• _Exercise_
Which lines contain the string "giáo"? Please list every one of them.

┌────────

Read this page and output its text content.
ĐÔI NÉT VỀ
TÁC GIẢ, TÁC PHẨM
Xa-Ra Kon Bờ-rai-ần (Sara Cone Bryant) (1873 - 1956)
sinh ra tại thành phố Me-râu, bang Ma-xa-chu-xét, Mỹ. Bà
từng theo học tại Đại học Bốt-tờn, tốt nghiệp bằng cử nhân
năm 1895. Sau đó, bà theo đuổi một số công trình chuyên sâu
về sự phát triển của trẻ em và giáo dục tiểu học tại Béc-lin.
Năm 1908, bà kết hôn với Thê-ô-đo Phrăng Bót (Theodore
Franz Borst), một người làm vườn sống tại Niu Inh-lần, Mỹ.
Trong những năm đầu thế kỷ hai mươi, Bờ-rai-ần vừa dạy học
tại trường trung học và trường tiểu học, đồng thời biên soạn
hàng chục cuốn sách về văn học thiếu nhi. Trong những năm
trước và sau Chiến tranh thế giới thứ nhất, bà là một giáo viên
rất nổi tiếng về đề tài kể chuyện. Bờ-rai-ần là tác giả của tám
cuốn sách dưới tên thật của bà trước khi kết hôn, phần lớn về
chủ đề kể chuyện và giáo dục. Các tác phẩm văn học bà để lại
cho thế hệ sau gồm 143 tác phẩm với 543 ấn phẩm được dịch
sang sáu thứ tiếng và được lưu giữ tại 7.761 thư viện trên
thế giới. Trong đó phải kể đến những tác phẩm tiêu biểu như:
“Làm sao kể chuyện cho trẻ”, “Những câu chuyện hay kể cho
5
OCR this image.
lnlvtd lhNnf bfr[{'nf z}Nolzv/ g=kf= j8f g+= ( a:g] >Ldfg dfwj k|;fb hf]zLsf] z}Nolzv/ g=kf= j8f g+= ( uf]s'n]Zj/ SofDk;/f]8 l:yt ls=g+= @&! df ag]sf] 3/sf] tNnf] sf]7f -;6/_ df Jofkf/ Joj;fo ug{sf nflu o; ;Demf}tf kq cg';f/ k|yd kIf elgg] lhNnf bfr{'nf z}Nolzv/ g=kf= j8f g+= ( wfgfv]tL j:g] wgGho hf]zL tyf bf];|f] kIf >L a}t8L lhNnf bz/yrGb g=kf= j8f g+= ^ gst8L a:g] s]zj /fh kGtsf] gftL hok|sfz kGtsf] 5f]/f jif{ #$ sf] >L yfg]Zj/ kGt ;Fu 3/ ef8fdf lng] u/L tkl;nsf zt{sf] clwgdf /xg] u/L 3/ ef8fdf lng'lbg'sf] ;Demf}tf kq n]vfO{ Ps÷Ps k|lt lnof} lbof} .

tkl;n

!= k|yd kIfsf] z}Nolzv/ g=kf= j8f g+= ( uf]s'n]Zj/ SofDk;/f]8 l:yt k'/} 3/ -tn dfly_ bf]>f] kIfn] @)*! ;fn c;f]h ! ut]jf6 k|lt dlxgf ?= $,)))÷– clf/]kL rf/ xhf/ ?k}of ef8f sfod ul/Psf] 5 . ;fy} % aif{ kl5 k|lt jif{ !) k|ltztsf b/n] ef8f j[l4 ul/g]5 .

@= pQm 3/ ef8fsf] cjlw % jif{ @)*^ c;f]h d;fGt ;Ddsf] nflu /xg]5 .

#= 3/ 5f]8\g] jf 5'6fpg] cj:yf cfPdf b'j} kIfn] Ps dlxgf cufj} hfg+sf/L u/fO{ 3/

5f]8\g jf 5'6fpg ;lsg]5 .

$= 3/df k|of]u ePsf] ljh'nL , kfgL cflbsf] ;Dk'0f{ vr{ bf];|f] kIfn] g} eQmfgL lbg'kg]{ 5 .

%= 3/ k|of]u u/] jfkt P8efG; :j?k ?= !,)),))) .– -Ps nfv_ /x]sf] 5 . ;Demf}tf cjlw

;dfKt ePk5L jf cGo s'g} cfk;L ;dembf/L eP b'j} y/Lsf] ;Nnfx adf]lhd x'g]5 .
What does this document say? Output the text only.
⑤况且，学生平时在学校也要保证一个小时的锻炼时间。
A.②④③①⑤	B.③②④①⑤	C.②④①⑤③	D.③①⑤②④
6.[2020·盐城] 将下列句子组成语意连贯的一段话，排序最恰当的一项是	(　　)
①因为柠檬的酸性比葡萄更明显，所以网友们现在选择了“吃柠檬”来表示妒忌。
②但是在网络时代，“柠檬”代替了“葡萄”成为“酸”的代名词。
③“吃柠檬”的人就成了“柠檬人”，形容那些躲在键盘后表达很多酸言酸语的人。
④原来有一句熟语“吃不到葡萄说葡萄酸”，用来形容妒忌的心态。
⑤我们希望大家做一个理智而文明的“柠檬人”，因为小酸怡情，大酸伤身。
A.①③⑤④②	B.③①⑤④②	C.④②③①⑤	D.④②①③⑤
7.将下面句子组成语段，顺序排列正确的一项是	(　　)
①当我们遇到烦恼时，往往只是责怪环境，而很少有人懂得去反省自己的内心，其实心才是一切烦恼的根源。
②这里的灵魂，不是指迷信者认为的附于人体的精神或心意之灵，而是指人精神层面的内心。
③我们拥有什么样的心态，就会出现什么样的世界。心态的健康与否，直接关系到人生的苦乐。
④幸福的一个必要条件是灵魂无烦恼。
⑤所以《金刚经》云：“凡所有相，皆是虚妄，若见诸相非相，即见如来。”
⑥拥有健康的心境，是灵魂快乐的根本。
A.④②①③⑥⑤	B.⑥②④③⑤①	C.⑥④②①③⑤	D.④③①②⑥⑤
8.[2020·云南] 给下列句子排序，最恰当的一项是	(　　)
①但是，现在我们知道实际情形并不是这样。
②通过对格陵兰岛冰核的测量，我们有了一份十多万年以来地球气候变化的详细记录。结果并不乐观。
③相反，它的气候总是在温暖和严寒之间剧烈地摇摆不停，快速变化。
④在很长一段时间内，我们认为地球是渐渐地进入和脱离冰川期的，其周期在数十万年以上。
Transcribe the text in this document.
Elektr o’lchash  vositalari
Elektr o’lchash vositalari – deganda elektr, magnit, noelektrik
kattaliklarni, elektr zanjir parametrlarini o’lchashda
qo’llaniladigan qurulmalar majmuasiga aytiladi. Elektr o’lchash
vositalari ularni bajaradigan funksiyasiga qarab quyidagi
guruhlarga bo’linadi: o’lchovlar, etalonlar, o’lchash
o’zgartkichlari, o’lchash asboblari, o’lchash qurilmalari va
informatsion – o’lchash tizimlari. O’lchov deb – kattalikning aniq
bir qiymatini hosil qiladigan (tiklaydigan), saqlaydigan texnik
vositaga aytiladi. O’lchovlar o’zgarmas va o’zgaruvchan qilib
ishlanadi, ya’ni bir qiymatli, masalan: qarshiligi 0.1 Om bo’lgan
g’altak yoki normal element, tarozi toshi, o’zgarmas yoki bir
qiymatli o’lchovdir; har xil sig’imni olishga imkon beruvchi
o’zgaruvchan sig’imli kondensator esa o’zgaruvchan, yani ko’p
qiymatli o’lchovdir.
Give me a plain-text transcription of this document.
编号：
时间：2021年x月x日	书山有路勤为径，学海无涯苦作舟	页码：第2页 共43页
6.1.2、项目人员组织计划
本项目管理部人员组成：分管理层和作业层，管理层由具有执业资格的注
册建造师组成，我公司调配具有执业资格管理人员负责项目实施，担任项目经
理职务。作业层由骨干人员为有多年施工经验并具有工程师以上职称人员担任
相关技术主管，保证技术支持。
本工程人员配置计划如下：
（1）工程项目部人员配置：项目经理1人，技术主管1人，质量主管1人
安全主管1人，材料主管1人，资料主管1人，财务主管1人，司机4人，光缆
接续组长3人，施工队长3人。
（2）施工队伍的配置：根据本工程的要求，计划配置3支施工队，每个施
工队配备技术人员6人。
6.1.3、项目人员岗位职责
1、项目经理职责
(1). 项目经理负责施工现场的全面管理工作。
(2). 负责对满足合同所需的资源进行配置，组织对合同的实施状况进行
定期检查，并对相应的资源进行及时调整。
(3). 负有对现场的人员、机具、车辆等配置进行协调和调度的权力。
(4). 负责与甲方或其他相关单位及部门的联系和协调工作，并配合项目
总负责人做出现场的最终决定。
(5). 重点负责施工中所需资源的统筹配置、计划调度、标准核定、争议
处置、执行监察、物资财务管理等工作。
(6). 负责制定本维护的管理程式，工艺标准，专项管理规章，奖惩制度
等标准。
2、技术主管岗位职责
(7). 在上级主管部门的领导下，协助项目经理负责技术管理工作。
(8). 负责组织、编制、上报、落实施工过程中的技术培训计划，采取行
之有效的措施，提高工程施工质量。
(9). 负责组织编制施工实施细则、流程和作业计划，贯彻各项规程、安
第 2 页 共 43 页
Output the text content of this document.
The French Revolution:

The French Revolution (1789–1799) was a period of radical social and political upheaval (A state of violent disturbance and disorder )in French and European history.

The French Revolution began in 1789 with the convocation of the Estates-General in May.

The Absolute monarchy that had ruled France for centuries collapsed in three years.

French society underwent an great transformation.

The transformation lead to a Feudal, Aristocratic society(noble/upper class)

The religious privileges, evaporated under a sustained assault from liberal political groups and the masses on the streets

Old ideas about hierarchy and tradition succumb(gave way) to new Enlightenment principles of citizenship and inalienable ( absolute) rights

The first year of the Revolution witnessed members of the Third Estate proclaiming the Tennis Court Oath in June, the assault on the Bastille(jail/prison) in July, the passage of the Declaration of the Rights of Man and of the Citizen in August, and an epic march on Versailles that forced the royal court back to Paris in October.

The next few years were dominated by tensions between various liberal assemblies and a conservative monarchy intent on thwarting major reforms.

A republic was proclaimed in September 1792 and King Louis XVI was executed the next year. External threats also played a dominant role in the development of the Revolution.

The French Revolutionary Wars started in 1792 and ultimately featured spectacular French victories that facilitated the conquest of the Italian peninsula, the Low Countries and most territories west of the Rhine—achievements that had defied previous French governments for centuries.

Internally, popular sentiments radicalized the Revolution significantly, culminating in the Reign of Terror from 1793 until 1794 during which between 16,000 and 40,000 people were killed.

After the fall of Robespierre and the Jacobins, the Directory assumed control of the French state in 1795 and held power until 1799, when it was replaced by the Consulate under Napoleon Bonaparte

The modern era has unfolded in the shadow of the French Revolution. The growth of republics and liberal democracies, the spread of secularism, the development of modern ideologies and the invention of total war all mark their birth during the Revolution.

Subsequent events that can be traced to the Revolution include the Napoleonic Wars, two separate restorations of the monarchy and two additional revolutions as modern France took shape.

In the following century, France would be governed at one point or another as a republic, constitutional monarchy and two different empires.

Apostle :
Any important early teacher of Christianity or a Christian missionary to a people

└────────

• _The reply_
về sự phát triển của trẻ em và giáo dục tiểu học tại Béc-lin.
trước và sau Chiến tranh thế giới thứ nhất, bà là một giáo viên
chủ đề kể chuyện và giáo dục. Các tác phẩm văn học bà để lại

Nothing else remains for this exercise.